— Given request —
Look through the material below. Copy every line with the string "background" in it.

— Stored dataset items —
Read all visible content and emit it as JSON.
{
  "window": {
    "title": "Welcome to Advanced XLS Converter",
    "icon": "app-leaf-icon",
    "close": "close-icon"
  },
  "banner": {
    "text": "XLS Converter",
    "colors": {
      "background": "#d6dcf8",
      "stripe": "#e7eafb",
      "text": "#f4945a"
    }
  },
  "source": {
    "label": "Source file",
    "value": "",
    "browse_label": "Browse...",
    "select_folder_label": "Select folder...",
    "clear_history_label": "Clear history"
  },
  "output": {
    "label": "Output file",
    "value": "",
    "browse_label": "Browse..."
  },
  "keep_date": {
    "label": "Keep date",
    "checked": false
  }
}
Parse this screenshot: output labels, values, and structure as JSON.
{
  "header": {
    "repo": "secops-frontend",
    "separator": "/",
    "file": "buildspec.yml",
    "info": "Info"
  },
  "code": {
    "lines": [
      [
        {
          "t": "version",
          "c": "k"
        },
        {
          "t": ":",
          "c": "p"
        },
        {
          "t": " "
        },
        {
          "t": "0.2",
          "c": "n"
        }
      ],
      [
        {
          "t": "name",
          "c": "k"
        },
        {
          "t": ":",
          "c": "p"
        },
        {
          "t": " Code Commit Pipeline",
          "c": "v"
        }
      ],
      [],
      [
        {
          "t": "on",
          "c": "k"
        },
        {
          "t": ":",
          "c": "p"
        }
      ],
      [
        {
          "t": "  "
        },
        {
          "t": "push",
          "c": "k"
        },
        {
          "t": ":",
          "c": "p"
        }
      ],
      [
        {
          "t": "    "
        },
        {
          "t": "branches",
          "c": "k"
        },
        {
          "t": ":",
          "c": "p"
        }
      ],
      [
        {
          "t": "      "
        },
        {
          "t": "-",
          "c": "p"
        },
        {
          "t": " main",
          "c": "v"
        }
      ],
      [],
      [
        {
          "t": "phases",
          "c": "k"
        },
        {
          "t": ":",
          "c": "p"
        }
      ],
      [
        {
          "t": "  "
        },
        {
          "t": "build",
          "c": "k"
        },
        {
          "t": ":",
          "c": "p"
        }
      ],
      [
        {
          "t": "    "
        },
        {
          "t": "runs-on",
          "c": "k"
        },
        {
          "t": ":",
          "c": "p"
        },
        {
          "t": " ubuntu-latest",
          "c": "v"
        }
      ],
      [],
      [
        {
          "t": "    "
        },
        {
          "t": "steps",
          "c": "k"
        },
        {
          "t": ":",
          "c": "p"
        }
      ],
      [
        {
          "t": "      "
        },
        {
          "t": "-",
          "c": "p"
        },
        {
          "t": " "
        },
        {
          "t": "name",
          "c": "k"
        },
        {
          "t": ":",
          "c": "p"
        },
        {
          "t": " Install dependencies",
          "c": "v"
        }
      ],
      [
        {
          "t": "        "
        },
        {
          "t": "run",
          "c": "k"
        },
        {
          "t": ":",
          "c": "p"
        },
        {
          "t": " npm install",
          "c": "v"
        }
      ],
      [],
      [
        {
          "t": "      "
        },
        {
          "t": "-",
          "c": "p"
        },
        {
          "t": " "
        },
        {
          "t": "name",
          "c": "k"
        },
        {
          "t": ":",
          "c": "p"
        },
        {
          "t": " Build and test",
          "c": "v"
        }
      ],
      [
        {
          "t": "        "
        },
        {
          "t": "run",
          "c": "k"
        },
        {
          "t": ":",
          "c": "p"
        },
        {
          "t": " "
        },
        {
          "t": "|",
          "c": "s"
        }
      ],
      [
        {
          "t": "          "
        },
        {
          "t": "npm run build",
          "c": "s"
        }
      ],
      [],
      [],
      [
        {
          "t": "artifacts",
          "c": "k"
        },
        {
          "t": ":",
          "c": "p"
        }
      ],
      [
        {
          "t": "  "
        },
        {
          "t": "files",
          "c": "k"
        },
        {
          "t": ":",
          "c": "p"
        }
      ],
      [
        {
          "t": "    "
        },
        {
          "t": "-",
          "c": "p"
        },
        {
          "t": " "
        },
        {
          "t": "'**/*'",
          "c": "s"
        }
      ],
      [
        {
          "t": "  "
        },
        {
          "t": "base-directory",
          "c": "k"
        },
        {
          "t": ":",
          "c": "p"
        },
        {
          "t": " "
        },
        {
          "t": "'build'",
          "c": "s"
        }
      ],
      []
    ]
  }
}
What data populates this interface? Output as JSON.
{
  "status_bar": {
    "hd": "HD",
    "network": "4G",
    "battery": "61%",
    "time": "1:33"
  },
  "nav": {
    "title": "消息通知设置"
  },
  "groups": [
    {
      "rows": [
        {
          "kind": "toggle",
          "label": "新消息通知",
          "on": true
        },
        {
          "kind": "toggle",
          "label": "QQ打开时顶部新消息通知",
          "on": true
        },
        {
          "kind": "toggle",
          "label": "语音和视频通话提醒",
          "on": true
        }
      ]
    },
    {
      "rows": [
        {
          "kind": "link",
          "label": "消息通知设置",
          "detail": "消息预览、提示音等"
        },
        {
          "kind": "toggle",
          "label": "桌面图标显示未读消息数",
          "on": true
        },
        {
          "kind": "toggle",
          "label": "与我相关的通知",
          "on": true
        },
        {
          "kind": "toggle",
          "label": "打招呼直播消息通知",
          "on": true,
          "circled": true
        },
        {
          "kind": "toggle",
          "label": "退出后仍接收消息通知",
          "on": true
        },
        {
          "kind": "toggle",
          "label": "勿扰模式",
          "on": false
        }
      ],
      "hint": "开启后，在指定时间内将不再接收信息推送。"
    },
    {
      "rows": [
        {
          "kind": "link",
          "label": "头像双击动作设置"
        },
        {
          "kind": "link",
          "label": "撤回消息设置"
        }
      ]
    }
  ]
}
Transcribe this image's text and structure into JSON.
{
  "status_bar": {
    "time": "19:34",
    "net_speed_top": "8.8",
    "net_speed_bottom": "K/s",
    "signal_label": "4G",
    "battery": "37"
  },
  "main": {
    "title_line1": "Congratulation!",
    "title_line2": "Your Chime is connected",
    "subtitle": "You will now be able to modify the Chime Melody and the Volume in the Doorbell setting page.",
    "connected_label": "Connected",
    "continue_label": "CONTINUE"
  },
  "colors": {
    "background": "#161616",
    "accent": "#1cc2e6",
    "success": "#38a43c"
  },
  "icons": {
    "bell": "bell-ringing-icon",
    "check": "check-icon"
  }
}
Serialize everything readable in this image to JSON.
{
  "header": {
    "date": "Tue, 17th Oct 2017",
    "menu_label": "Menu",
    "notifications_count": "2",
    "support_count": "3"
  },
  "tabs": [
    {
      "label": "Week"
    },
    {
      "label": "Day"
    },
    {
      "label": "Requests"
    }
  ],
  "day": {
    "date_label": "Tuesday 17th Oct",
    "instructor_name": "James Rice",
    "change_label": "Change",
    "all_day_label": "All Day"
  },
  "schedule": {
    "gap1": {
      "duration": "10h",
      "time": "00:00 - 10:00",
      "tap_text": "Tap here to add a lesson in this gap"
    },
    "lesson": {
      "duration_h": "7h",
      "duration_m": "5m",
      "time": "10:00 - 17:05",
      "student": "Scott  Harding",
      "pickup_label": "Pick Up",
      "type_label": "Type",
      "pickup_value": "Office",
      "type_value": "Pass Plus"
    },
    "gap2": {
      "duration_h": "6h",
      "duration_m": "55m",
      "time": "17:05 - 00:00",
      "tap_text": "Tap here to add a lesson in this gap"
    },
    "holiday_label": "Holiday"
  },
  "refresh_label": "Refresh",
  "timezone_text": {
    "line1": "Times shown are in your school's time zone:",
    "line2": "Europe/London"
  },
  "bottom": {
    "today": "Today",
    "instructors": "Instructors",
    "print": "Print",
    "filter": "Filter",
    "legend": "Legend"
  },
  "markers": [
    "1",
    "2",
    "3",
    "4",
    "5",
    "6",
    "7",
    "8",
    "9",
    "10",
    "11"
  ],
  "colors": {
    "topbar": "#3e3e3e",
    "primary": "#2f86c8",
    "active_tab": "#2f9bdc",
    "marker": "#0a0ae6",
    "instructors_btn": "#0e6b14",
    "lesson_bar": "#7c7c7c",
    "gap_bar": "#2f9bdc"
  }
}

— Result of the task —
      "background": "#d6dcf8",
    "background": "#161616",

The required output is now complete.